Set problem: Output all lines exactly, with nothing added or dropped.

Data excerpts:
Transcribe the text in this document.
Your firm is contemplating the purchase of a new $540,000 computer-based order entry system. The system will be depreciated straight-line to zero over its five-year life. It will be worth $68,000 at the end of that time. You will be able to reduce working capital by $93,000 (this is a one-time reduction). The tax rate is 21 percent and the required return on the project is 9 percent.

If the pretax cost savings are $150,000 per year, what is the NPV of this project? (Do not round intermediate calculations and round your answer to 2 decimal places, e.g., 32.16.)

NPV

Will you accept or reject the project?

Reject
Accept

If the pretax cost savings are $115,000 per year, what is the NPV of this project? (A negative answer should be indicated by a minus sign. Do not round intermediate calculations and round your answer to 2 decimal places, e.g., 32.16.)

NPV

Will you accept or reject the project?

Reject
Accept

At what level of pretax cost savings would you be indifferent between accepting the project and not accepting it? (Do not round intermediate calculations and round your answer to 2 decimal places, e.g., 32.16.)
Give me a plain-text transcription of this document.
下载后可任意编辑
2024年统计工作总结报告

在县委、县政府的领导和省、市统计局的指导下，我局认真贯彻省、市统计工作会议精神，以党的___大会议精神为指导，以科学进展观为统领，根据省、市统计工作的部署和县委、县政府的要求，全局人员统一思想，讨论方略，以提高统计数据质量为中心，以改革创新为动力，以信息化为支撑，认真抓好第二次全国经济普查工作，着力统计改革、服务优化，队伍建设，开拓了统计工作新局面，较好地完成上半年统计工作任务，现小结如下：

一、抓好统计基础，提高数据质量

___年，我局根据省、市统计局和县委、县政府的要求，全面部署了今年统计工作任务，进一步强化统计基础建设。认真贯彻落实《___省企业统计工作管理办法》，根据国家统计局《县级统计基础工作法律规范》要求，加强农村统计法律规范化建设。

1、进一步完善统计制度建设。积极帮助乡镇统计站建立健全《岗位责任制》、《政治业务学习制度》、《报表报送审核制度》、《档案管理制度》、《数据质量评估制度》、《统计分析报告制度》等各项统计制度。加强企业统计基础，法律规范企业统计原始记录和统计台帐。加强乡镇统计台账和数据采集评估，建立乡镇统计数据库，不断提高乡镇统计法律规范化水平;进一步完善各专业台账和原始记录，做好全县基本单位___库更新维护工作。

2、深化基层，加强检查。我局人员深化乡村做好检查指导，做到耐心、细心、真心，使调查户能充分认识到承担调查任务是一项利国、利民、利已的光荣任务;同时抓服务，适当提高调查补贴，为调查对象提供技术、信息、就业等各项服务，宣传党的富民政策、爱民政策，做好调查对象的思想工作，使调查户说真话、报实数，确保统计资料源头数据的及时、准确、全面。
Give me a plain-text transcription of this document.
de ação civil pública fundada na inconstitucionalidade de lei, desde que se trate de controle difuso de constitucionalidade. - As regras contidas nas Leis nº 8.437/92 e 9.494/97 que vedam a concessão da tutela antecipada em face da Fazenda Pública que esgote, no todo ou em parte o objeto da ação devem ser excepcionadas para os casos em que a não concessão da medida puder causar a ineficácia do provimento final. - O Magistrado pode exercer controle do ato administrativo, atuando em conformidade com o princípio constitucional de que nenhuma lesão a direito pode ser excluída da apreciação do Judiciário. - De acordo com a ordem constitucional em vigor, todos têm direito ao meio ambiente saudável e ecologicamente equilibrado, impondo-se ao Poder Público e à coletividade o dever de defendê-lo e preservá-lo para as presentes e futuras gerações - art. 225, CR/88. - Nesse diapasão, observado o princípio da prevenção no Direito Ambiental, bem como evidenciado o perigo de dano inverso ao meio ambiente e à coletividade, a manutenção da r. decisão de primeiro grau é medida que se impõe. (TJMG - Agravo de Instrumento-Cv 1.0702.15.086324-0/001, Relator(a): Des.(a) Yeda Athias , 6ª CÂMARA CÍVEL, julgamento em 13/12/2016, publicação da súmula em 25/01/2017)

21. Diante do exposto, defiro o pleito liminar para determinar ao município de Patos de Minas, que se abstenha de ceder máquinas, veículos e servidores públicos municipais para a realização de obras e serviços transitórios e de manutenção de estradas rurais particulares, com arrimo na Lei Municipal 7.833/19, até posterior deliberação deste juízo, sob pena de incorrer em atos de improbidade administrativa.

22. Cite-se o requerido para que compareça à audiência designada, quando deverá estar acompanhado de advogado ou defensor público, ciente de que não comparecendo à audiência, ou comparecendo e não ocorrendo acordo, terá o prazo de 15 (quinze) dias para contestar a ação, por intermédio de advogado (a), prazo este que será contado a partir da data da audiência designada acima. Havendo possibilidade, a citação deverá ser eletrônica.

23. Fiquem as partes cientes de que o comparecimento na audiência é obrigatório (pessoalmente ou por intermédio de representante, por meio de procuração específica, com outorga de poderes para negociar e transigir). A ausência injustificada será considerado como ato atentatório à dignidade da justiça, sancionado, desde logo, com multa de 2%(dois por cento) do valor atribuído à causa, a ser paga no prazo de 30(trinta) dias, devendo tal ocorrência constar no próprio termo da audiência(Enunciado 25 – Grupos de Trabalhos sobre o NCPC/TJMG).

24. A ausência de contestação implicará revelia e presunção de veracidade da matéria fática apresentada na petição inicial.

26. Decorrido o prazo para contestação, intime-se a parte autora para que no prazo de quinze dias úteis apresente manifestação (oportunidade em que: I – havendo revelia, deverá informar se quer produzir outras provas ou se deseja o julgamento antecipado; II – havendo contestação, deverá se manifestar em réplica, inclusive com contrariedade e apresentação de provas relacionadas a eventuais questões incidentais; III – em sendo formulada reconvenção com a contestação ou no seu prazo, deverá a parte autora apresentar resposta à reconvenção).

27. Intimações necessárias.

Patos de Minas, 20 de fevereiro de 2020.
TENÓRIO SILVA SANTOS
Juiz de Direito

Answer to the task:
Transcribe the text in this document.
Your firm is contemplating the purchase of a new $540,000 computer-based order entry system. The system will be depreciated straight-line to zero over its five-year life. It will be worth $68,000 at the end of that time. You will be able to reduce working capital by $93,000 (this is a one-time reduction). The tax rate is 21 percent and the required return on the project is 9 percent.

If the pretax cost savings are $150,000 per year, what is the NPV of this project? (Do not round intermediate calculations and round your answer to 2 decimal places, e.g., 32.16.)

NPV

Will you accept or reject the project?

Reject
Accept

If the pretax cost savings are $115,000 per year, what is the NPV of this project? (A negative answer should be indicated by a minus sign. Do not round intermediate calculations and round your answer to 2 decimal places, e.g., 32.16.)

NPV

Will you accept or reject the project?

Reject
Accept

At what level of pretax cost savings would you be indifferent between accepting the project and not accepting it? (Do not round intermediate calculations and round your answer to 2 decimal places, e.g., 32.16.)
Give me a plain-text transcription of this document.
下载后可任意编辑
2024年统计工作总结报告

在县委、县政府的领导和省、市统计局的指导下，我局认真贯彻省、市统计工作会议精神，以党的___大会议精神为指导，以科学进展观为统领，根据省、市统计工作的部署和县委、县政府的要求，全局人员统一思想，讨论方略，以提高统计数据质量为中心，以改革创新为动力，以信息化为支撑，认真抓好第二次全国经济普查工作，着力统计改革、服务优化，队伍建设，开拓了统计工作新局面，较好地完成上半年统计工作任务，现小结如下：

一、抓好统计基础，提高数据质量

___年，我局根据省、市统计局和县委、县政府的要求，全面部署了今年统计工作任务，进一步强化统计基础建设。认真贯彻落实《___省企业统计工作管理办法》，根据国家统计局《县级统计基础工作法律规范》要求，加强农村统计法律规范化建设。

1、进一步完善统计制度建设。积极帮助乡镇统计站建立健全《岗位责任制》、《政治业务学习制度》、《报表报送审核制度》、《档案管理制度》、《数据质量评估制度》、《统计分析报告制度》等各项统计制度。加强企业统计基础，法律规范企业统计原始记录和统计台帐。加强乡镇统计台账和数据采集评估，建立乡镇统计数据库，不断提高乡镇统计法律规范化水平;进一步完善各专业台账和原始记录，做好全县基本单位___库更新维护工作。

2、深化基层，加强检查。我局人员深化乡村做好检查指导，做到耐心、细心、真心，使调查户能充分认识到承担调查任务是一项利国、利民、利已的光荣任务;同时抓服务，适当提高调查补贴，为调查对象提供技术、信息、就业等各项服务，宣传党的富民政策、爱民政策，做好调查对象的思想工作，使调查户说真话、报实数，确保统计资料源头数据的及时、准确、全面。
Give me a plain-text transcription of this document.
de ação civil pública fundada na inconstitucionalidade de lei, desde que se trate de controle difuso de constitucionalidade. - As regras contidas nas Leis nº 8.437/92 e 9.494/97 que vedam a concessão da tutela antecipada em face da Fazenda Pública que esgote, no todo ou em parte o objeto da ação devem ser excepcionadas para os casos em que a não concessão da medida puder causar a ineficácia do provimento final. - O Magistrado pode exercer controle do ato administrativo, atuando em conformidade com o princípio constitucional de que nenhuma lesão a direito pode ser excluída da apreciação do Judiciário. - De acordo com a ordem constitucional em vigor, todos têm direito ao meio ambiente saudável e ecologicamente equilibrado, impondo-se ao Poder Público e à coletividade o dever de defendê-lo e preservá-lo para as presentes e futuras gerações - art. 225, CR/88. - Nesse diapasão, observado o princípio da prevenção no Direito Ambiental, bem como evidenciado o perigo de dano inverso ao meio ambiente e à coletividade, a manutenção da r. decisão de primeiro grau é medida que se impõe. (TJMG - Agravo de Instrumento-Cv 1.0702.15.086324-0/001, Relator(a): Des.(a) Yeda Athias , 6ª CÂMARA CÍVEL, julgamento em 13/12/2016, publicação da súmula em 25/01/2017)

21. Diante do exposto, defiro o pleito liminar para determinar ao município de Patos de Minas, que se abstenha de ceder máquinas, veículos e servidores públicos municipais para a realização de obras e serviços transitórios e de manutenção de estradas rurais particulares, com arrimo na Lei Municipal 7.833/19, até posterior deliberação deste juízo, sob pena de incorrer em atos de improbidade administrativa.

22. Cite-se o requerido para que compareça à audiência designada, quando deverá estar acompanhado de advogado ou defensor público, ciente de que não comparecendo à audiência, ou comparecendo e não ocorrendo acordo, terá o prazo de 15 (quinze) dias para contestar a ação, por intermédio de advogado (a), prazo este que será contado a partir da data da audiência designada acima. Havendo possibilidade, a citação deverá ser eletrônica.

23. Fiquem as partes cientes de que o comparecimento na audiência é obrigatório (pessoalmente ou por intermédio de representante, por meio de procuração específica, com outorga de poderes para negociar e transigir). A ausência injustificada será considerado como ato atentatório à dignidade da justiça, sancionado, desde logo, com multa de 2%(dois por cento) do valor atribuído à causa, a ser paga no prazo de 30(trinta) dias, devendo tal ocorrência constar no próprio termo da audiência(Enunciado 25 – Grupos de Trabalhos sobre o NCPC/TJMG).

24. A ausência de contestação implicará revelia e presunção de veracidade da matéria fática apresentada na petição inicial.

26. Decorrido o prazo para contestação, intime-se a parte autora para que no prazo de quinze dias úteis apresente manifestação (oportunidade em que: I – havendo revelia, deverá informar se quer produzir outras provas ou se deseja o julgamento antecipado; II – havendo contestação, deverá se manifestar em réplica, inclusive com contrariedade e apresentação de provas relacionadas a eventuais questões incidentais; III – em sendo formulada reconvenção com a contestação ou no seu prazo, deverá a parte autora apresentar resposta à reconvenção).

27. Intimações necessárias.

Patos de Minas, 20 de fevereiro de 2020.
TENÓRIO SILVA SANTOS
Juiz de Direito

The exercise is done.